Items from a data source
· · ·

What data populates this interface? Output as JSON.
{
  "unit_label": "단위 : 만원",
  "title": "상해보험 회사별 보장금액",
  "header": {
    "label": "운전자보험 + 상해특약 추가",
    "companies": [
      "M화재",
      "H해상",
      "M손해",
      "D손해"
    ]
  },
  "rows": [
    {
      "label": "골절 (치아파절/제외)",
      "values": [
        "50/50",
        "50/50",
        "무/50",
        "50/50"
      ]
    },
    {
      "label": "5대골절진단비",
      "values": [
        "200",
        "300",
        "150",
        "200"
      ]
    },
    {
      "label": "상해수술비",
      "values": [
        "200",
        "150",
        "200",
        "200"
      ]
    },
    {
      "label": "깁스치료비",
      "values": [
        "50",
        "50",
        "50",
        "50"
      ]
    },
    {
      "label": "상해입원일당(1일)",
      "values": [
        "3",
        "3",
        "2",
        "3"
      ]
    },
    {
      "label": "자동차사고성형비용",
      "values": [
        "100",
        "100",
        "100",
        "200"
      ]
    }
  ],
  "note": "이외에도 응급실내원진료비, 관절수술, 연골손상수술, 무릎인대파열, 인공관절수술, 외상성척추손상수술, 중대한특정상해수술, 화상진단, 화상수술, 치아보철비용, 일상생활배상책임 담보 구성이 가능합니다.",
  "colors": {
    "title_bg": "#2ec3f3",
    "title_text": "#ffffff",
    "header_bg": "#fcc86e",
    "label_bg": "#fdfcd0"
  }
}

· · ·

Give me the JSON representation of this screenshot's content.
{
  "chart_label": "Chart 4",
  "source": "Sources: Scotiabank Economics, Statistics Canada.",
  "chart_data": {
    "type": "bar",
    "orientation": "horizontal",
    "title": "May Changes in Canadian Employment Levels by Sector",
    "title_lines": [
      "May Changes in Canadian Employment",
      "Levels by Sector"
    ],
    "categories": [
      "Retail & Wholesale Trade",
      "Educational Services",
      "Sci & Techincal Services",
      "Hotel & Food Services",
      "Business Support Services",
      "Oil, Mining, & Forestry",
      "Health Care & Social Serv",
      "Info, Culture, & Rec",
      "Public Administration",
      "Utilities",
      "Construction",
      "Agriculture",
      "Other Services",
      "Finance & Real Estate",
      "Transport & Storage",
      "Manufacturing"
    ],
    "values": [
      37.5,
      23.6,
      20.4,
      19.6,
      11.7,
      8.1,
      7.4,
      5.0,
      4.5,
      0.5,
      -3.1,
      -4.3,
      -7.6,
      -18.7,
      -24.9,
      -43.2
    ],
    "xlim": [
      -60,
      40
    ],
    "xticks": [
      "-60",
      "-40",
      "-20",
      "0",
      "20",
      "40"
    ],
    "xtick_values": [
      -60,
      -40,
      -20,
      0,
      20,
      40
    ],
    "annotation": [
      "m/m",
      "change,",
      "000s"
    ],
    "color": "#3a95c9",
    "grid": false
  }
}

· · ·

== What is required ==
Look through the entries and find each line that has the string "Services". Copy those lines.

== Exercise output ==
      "Educational Services",
      "Sci & Techincal Services",
      "Hotel & Food Services",
      "Business Support Services",
      "Other Services",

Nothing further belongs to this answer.